_Exercise requirements_
Among the lines below, how many carry the string "title"? Reply with a number and nothing else.

-- begin --

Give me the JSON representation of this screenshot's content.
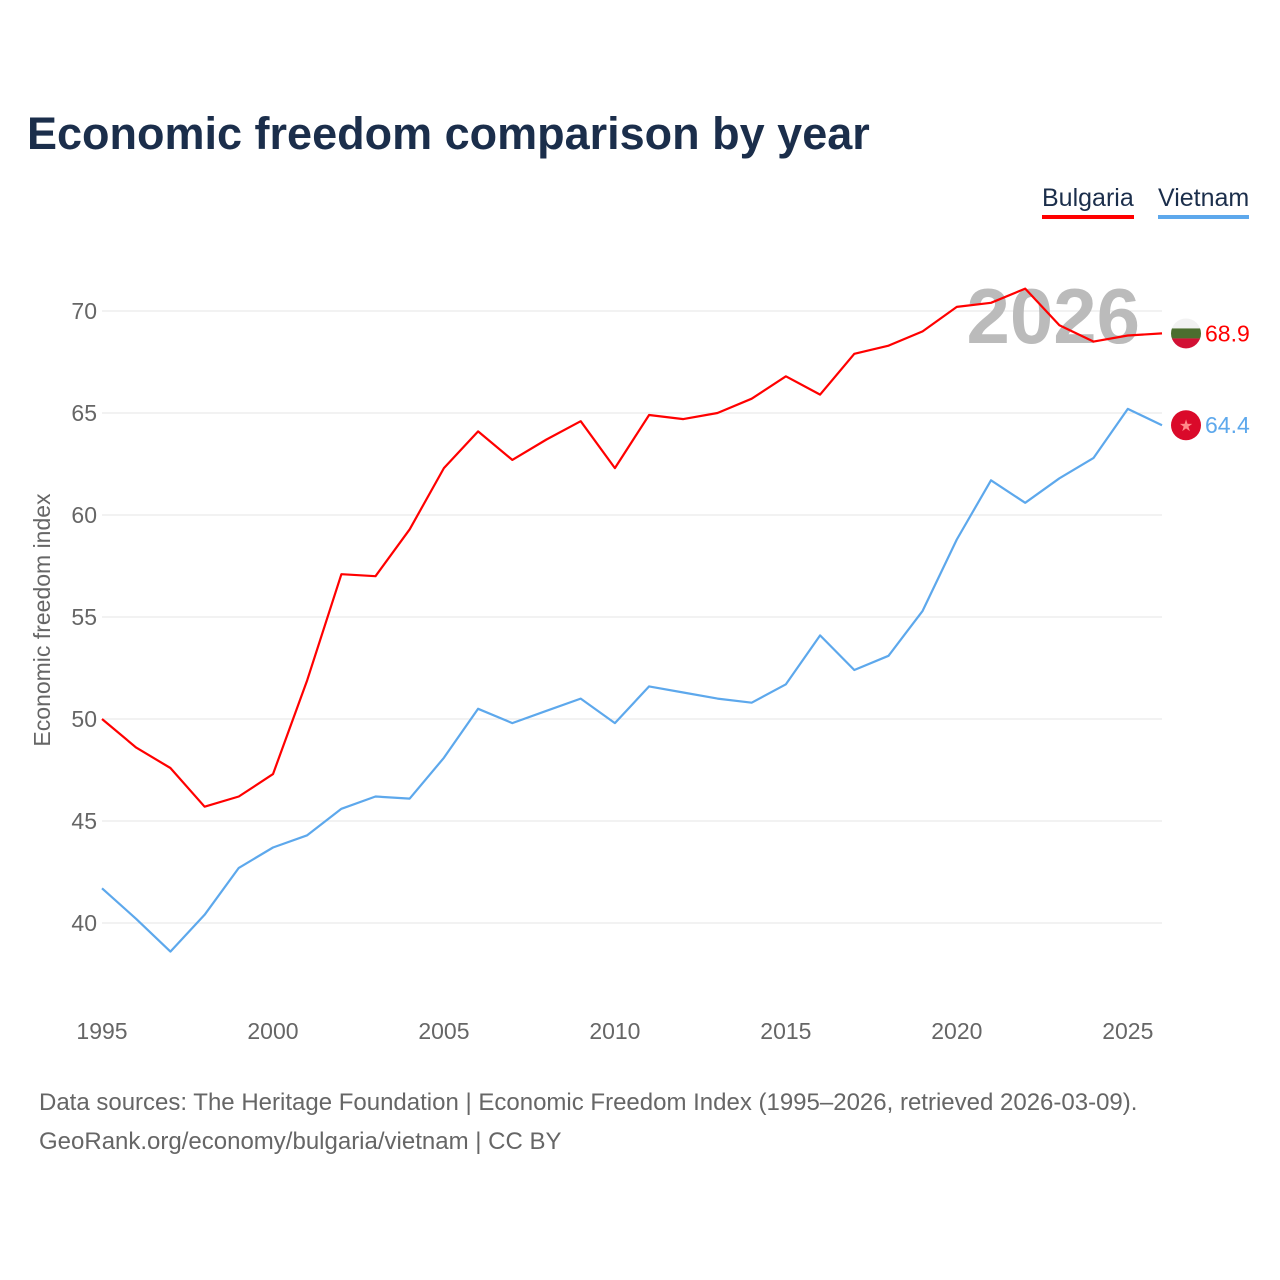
{
  "title": "Economic freedom comparison by year",
  "footer": {
    "line1": "Data sources: The Heritage Foundation | Economic Freedom Index (1995–2026, retrieved 2026-03-09).",
    "line2": "GeoRank.org/economy/bulgaria/vietnam | CC BY"
  },
  "chart_data": {
    "type": "line",
    "title": "Economic freedom comparison by year",
    "xlabel": "",
    "ylabel": "Economic freedom index",
    "xlim": [
      1995,
      2026
    ],
    "ylim": [
      36,
      72
    ],
    "yticks": [
      40,
      45,
      50,
      55,
      60,
      65,
      70
    ],
    "xticks": [
      1995,
      2000,
      2005,
      2010,
      2015,
      2020,
      2025
    ],
    "grid": true,
    "legend_position": "top-right",
    "year_watermark": "2026",
    "x": [
      1995,
      1996,
      1997,
      1998,
      1999,
      2000,
      2001,
      2002,
      2003,
      2004,
      2005,
      2006,
      2007,
      2008,
      2009,
      2010,
      2011,
      2012,
      2013,
      2014,
      2015,
      2016,
      2017,
      2018,
      2019,
      2020,
      2021,
      2022,
      2023,
      2024,
      2025,
      2026
    ],
    "series": [
      {
        "name": "Bulgaria",
        "color": "#ff0000",
        "end_label": "68.9",
        "flag": "bulgaria-flag",
        "values": [
          50.0,
          48.6,
          47.6,
          45.7,
          46.2,
          47.3,
          51.9,
          57.1,
          57.0,
          59.3,
          62.3,
          64.1,
          62.7,
          63.7,
          64.6,
          62.3,
          64.9,
          64.7,
          65.0,
          65.7,
          66.8,
          65.9,
          67.9,
          68.3,
          69.0,
          70.2,
          70.4,
          71.1,
          69.3,
          68.5,
          68.8,
          68.9
        ]
      },
      {
        "name": "Vietnam",
        "color": "#5da8ec",
        "end_label": "64.4",
        "flag": "vietnam-flag",
        "values": [
          41.7,
          40.2,
          38.6,
          40.4,
          42.7,
          43.7,
          44.3,
          45.6,
          46.2,
          46.1,
          48.1,
          50.5,
          49.8,
          50.4,
          51.0,
          49.8,
          51.6,
          51.3,
          51.0,
          50.8,
          51.7,
          54.1,
          52.4,
          53.1,
          55.3,
          58.8,
          61.7,
          60.6,
          61.8,
          62.8,
          65.2,
          64.4
        ]
      }
    ]
  }
}
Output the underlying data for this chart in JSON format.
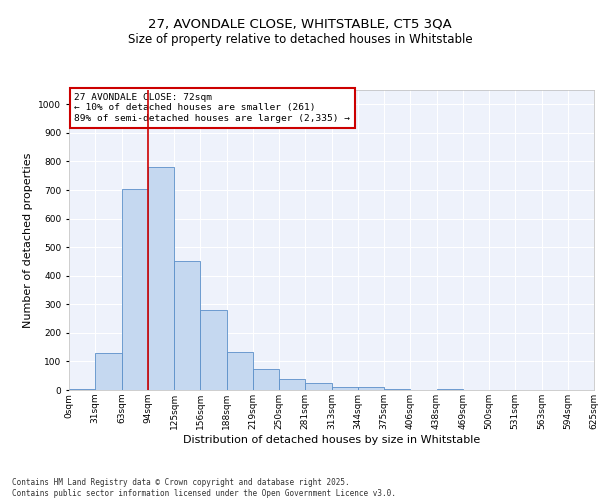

-- end --

_Solution_
2